Go through the listing below and list every line with "anxiety".

# EXERCISE MATERIAL:

++++

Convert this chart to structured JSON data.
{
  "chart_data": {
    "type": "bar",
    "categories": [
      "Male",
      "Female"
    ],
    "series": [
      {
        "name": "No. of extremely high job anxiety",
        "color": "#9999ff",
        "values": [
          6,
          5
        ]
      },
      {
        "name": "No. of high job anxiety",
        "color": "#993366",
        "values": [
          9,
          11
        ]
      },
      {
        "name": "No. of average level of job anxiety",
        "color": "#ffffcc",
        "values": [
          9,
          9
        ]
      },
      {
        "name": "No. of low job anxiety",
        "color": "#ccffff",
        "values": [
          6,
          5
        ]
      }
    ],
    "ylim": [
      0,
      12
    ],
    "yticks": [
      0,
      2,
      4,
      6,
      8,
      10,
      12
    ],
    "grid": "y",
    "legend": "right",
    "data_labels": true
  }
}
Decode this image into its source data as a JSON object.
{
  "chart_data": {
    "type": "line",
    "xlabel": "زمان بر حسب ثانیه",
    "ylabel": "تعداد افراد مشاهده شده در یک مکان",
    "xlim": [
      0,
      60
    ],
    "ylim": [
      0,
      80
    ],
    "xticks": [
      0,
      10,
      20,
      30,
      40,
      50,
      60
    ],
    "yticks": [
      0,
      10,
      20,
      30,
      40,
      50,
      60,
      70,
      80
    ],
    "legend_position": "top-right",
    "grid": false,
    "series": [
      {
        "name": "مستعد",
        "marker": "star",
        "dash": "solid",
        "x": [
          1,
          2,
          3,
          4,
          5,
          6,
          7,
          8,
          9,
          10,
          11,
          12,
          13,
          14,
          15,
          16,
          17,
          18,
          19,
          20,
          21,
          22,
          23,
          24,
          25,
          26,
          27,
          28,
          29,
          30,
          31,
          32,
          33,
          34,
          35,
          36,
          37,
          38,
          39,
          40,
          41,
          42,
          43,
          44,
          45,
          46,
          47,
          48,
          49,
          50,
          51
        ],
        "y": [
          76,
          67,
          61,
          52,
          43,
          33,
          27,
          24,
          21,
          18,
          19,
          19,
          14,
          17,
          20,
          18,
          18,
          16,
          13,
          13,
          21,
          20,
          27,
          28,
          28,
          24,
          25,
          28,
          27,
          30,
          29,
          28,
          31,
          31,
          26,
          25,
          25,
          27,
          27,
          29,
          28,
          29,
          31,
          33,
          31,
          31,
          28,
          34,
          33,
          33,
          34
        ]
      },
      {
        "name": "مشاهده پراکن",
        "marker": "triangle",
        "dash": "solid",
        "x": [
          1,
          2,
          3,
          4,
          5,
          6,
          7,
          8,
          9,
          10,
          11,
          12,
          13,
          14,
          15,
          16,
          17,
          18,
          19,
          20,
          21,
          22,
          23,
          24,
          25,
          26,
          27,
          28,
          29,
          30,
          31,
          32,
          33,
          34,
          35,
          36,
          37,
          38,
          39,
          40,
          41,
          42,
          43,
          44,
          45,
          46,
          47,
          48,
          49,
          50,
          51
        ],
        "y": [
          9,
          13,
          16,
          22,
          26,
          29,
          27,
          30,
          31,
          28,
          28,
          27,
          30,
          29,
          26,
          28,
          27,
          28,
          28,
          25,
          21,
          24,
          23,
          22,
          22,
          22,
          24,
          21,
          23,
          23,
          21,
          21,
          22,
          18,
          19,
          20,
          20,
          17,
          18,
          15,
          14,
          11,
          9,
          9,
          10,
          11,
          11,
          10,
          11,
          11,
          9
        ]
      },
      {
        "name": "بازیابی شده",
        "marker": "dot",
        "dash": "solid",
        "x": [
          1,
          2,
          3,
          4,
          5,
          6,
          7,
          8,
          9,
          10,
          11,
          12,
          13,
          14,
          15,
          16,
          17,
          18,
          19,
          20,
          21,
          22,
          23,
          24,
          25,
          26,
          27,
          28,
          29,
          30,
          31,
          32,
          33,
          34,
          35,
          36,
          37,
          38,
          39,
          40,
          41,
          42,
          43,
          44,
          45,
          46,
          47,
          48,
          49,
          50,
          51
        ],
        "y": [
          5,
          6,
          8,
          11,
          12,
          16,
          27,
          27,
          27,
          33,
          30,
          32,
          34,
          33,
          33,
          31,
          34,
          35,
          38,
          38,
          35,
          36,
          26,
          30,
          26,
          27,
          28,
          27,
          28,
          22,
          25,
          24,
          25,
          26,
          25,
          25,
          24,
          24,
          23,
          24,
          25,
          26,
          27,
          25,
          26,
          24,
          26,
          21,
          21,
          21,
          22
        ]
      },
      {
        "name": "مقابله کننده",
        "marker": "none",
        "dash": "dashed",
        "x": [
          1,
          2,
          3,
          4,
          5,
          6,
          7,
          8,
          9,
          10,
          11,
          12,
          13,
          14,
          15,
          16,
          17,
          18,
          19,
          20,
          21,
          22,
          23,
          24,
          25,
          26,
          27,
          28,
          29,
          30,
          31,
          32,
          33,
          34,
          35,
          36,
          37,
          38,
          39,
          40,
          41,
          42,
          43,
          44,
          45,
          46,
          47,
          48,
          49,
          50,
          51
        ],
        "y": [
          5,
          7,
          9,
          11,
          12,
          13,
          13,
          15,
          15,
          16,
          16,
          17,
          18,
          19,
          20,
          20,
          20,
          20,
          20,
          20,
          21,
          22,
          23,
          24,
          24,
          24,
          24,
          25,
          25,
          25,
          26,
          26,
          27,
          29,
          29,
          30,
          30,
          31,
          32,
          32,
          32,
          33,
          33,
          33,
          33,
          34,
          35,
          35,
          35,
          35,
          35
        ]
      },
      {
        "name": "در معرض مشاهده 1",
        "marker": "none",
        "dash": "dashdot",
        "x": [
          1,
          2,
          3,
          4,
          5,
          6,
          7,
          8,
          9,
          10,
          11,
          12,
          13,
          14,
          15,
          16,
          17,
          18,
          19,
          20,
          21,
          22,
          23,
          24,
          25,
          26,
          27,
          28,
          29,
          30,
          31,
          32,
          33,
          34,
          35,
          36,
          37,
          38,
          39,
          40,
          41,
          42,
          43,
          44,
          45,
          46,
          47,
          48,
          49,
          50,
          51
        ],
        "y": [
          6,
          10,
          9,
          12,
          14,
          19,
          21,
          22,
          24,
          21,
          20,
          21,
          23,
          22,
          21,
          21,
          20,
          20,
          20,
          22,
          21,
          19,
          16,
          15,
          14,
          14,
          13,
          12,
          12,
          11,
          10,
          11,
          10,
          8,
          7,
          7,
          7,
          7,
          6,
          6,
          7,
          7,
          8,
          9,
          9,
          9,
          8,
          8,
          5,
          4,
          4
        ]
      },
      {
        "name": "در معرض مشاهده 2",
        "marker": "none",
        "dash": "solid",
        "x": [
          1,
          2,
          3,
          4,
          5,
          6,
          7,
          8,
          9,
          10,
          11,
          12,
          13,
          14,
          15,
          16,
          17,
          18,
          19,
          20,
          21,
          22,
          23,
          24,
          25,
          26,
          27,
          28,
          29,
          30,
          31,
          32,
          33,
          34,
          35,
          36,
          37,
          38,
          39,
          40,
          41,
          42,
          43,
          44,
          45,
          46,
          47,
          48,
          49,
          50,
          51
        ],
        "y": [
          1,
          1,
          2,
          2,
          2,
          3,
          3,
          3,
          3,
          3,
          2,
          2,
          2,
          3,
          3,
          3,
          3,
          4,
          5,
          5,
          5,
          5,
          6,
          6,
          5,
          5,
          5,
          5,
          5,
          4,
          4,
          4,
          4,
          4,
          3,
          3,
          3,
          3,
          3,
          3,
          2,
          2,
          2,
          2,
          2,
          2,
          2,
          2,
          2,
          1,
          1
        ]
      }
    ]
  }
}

++++

# WRITTEN RESPONSE:
        "name": "No. of extremely high job anxiety",
        "name": "No. of high job anxiety",
        "name": "No. of average level of job anxiety",
        "name": "No. of low job anxiety",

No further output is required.